● **STATED PROBLEM**: Bring together all lines of the material below that contain the string "Preserve".

● **DATASET**:

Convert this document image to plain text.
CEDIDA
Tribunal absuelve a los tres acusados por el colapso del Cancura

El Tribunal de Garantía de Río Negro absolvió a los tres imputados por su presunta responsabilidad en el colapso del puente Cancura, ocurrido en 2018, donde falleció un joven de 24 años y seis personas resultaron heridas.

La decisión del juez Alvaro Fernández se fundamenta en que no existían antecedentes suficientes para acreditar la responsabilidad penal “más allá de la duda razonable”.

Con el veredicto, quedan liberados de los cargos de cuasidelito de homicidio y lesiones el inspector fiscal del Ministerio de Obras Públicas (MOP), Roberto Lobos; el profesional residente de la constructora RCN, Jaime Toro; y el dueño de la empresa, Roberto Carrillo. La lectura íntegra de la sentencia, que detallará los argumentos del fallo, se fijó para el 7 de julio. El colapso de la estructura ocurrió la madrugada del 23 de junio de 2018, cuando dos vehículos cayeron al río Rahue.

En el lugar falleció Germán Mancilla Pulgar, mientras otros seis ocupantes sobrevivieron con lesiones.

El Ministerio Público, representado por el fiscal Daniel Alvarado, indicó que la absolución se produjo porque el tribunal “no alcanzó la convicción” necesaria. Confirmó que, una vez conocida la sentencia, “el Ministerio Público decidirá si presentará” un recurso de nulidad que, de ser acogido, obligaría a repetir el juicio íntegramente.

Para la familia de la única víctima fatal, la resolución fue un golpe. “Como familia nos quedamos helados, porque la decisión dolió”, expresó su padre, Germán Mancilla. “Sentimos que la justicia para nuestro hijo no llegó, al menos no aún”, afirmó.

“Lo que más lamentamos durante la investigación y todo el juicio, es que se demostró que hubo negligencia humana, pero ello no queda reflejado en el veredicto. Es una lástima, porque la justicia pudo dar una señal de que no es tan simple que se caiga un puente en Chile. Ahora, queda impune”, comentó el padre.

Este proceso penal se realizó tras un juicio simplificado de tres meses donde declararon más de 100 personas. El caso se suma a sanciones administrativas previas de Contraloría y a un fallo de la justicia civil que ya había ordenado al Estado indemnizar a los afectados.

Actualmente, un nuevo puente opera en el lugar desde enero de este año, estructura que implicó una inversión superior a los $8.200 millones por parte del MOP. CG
==
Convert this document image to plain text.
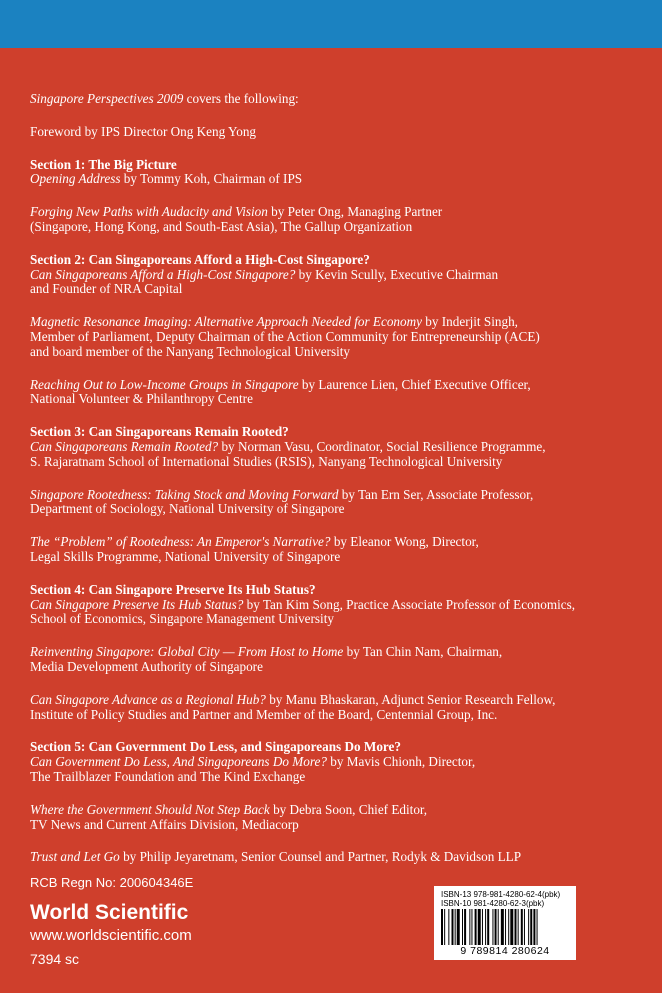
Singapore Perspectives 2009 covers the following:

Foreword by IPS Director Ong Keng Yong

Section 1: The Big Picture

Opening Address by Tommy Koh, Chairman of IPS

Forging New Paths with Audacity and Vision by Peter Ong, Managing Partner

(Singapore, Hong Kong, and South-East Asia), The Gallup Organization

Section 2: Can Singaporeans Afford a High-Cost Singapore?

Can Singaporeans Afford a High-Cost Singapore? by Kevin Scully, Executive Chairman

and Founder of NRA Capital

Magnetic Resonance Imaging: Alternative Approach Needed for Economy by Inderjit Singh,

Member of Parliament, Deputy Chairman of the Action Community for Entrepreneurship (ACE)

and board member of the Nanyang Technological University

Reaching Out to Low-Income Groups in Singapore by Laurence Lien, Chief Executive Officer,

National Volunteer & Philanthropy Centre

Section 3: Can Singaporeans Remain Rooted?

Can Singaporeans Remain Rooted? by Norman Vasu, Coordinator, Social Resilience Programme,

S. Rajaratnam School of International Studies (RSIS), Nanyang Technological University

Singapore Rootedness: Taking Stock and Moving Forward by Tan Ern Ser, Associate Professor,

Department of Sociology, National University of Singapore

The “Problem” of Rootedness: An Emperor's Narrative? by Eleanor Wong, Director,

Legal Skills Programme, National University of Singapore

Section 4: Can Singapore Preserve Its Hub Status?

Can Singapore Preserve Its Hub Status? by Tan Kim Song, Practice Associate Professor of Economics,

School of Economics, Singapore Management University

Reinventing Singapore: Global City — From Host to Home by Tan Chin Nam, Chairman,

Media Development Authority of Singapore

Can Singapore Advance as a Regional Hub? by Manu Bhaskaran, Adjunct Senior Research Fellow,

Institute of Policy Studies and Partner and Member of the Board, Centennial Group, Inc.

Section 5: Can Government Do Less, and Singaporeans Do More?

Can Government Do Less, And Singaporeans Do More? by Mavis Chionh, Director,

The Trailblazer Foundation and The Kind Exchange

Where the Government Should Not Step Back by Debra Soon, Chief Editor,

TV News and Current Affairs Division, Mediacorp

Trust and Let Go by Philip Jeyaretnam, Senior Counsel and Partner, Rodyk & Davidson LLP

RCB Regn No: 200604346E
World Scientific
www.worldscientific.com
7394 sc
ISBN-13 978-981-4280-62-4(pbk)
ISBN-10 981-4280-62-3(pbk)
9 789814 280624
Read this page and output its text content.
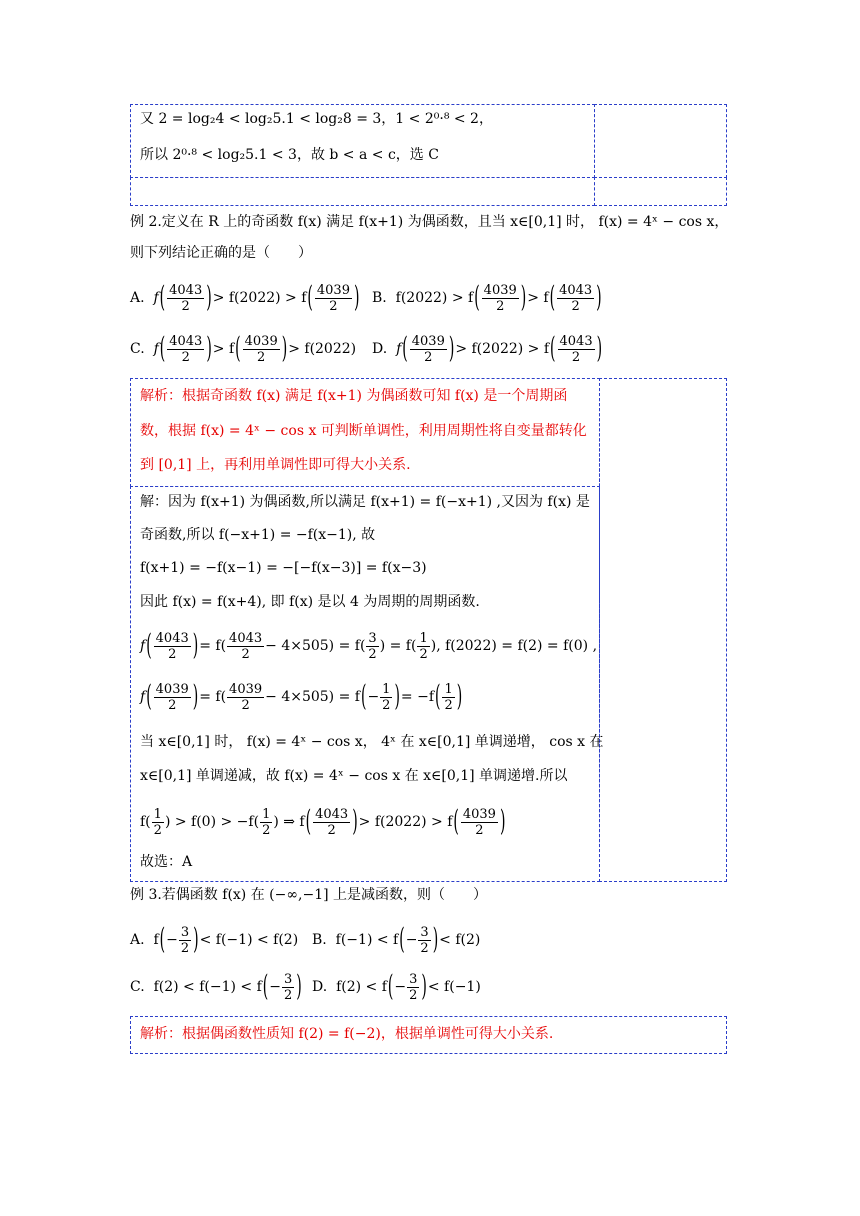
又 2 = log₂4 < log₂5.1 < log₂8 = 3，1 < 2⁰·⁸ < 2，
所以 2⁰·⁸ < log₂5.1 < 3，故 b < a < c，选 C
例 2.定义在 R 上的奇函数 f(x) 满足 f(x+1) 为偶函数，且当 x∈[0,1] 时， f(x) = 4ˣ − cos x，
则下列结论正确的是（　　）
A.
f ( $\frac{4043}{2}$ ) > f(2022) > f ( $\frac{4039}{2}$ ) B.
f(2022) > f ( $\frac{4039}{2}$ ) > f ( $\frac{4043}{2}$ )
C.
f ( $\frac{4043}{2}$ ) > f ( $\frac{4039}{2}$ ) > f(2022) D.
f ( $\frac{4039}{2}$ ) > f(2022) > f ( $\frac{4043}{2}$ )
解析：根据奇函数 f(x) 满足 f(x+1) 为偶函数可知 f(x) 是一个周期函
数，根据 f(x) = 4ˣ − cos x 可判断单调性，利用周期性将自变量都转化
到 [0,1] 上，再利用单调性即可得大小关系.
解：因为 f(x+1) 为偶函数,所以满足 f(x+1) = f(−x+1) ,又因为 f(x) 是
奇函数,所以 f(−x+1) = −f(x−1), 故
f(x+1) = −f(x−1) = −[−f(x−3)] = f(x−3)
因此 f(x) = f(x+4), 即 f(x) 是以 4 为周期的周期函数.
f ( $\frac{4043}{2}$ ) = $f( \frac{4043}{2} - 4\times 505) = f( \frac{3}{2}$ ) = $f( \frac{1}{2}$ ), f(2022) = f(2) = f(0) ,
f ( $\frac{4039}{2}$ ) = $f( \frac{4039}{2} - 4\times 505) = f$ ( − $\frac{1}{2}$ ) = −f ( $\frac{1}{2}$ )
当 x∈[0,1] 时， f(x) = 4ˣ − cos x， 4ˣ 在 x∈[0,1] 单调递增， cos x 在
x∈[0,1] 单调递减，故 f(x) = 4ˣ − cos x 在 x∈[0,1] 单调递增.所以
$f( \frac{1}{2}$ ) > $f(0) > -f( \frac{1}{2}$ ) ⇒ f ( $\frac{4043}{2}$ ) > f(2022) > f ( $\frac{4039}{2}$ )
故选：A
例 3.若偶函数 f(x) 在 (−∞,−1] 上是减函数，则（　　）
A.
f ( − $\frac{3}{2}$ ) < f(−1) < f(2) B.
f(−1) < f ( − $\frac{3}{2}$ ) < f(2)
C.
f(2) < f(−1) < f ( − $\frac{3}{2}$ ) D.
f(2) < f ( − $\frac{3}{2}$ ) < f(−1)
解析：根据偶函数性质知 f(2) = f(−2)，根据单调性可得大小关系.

● **RESULT BELOW**:
Section 4: Can Singapore Preserve Its Hub Status?
Can Singapore Preserve Its Hub Status? by Tan Kim Song, Practice Associate Professor of Economics,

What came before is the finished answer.